» Requirements:
In the listing below, locate the lines that hold the string "минуты". Copy those lines.

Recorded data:
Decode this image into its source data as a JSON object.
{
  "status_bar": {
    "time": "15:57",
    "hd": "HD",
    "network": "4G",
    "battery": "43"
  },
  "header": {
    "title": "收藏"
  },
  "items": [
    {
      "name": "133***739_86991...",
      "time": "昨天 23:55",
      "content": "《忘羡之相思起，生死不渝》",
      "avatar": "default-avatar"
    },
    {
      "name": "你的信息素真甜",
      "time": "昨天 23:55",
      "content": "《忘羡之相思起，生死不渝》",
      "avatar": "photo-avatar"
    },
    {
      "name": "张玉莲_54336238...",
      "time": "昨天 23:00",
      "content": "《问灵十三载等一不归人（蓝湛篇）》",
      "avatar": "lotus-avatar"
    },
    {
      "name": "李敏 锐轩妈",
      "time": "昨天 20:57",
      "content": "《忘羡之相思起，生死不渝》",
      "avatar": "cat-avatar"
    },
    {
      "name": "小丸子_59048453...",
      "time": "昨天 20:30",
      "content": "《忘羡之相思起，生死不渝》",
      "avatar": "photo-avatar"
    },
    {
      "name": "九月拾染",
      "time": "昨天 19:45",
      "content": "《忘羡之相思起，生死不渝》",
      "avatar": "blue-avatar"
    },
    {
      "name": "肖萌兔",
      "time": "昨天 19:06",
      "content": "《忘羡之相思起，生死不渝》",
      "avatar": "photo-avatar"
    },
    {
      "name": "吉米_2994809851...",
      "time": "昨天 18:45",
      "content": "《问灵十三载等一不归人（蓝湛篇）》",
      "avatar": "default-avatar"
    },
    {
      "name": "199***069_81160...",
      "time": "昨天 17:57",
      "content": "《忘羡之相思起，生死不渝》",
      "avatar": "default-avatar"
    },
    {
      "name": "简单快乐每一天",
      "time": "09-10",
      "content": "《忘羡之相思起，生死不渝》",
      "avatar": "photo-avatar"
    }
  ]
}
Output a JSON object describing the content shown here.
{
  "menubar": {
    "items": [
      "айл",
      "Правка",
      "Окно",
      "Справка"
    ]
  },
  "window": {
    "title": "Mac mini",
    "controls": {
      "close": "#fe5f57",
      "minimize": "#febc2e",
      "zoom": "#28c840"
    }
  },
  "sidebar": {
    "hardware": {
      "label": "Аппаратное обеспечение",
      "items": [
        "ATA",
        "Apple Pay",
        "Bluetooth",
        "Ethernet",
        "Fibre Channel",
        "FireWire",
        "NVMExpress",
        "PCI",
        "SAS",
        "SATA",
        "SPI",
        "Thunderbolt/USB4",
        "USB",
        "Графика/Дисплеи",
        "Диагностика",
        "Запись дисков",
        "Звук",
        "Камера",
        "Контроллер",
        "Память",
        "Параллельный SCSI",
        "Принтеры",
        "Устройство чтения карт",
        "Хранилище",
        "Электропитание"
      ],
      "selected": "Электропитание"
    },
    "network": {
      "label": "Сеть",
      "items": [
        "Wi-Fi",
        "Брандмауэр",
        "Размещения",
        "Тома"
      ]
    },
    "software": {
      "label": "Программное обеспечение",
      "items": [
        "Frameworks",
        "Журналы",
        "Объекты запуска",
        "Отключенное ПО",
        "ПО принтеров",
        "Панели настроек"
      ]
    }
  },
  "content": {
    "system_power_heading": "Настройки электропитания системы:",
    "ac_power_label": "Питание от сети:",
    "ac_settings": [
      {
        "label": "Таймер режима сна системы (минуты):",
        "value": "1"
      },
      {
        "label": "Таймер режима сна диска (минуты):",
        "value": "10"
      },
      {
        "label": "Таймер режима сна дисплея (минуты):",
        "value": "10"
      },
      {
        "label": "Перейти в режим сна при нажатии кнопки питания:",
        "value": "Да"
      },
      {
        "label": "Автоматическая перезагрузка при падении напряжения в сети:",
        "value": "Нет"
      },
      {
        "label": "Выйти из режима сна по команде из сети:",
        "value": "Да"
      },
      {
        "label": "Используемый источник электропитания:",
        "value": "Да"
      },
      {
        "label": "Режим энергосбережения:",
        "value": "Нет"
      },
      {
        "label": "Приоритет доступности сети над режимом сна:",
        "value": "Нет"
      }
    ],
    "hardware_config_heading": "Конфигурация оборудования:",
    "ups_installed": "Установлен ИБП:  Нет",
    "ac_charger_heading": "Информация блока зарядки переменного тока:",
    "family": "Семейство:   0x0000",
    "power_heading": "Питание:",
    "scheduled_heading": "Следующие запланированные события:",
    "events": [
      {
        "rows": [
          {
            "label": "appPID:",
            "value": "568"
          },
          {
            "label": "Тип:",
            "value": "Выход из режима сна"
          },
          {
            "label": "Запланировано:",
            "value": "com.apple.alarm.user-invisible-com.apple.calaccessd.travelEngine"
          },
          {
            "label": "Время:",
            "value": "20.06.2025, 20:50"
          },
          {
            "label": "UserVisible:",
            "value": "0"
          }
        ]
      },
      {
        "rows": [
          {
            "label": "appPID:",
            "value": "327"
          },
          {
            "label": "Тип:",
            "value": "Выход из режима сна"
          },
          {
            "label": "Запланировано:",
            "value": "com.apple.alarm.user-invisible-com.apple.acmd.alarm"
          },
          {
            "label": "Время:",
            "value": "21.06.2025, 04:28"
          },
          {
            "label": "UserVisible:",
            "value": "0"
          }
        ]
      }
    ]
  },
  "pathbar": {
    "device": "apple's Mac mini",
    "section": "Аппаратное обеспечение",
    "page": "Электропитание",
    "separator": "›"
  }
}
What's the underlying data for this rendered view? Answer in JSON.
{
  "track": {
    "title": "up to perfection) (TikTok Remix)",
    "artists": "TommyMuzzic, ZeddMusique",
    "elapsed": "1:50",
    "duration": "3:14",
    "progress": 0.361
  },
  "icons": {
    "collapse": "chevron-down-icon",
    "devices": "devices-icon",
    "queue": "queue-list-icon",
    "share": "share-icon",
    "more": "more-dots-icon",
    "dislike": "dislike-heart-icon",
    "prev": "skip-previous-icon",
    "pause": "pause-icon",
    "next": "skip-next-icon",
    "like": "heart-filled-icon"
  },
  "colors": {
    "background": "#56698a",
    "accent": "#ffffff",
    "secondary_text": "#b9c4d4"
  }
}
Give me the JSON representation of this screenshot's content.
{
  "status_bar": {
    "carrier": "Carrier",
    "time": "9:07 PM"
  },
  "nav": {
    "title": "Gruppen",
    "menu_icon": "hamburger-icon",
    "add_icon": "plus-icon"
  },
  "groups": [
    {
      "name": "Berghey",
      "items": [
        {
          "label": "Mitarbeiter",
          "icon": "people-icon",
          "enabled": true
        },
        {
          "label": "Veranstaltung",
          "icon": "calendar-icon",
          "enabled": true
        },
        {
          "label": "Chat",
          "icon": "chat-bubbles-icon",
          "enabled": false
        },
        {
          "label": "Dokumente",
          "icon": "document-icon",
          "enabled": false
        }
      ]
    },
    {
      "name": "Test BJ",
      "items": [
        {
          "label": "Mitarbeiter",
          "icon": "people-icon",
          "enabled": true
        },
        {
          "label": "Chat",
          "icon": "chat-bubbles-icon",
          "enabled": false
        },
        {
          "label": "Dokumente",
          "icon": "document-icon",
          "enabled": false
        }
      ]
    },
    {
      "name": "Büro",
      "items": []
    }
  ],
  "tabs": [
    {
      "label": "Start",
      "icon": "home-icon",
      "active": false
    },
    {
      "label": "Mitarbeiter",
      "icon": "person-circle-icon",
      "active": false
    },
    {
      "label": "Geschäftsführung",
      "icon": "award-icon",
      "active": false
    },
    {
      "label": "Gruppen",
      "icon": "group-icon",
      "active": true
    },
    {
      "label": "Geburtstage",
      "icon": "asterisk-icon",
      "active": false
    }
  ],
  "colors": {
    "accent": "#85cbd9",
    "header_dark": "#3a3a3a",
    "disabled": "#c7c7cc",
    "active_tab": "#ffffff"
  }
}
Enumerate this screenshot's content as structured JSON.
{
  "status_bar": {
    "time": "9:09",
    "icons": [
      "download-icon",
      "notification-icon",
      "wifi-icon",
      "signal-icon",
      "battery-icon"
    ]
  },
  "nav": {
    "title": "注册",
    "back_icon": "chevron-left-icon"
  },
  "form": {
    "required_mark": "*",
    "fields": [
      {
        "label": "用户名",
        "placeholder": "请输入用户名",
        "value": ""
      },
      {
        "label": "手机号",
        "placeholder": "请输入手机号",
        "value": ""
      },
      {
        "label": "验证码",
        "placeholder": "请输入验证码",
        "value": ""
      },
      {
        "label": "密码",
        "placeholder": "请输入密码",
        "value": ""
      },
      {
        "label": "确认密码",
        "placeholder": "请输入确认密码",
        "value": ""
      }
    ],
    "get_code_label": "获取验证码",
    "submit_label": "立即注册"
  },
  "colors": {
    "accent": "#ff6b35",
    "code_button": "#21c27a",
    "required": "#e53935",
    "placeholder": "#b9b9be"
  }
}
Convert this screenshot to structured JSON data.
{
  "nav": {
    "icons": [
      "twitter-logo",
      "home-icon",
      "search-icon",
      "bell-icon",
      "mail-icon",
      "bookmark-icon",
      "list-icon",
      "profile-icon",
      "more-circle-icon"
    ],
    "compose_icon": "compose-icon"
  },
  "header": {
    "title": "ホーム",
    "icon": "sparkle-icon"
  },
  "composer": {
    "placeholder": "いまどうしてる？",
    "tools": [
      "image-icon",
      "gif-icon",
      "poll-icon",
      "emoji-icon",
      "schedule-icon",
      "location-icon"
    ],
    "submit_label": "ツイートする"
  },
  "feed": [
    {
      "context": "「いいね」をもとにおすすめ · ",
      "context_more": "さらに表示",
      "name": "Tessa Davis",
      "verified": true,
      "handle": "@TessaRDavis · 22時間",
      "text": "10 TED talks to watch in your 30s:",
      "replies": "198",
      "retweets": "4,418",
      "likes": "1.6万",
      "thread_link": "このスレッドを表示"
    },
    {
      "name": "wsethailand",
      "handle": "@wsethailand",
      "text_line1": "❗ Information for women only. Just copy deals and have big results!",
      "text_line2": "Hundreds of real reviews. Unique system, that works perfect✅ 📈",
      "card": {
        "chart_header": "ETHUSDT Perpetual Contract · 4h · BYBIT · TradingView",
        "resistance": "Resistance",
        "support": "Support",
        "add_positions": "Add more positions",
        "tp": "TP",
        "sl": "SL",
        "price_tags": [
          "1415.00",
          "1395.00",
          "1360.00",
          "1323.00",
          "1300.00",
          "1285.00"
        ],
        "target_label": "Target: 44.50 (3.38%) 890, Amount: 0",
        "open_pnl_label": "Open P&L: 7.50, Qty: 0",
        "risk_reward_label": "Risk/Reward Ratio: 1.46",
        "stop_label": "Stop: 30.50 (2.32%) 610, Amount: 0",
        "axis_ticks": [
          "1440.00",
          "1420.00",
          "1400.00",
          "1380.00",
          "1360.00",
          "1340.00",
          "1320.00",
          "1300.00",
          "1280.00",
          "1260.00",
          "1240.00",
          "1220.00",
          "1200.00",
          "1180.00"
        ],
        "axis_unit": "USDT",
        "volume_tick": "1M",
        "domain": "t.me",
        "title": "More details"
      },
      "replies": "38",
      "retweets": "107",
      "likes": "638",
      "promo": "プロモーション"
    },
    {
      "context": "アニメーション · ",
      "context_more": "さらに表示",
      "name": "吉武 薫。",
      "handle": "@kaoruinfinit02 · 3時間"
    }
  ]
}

» Exercise result:
        "label": "Таймер режима сна системы (минуты):",
        "label": "Таймер режима сна диска (минуты):",
        "label": "Таймер режима сна дисплея (минуты):",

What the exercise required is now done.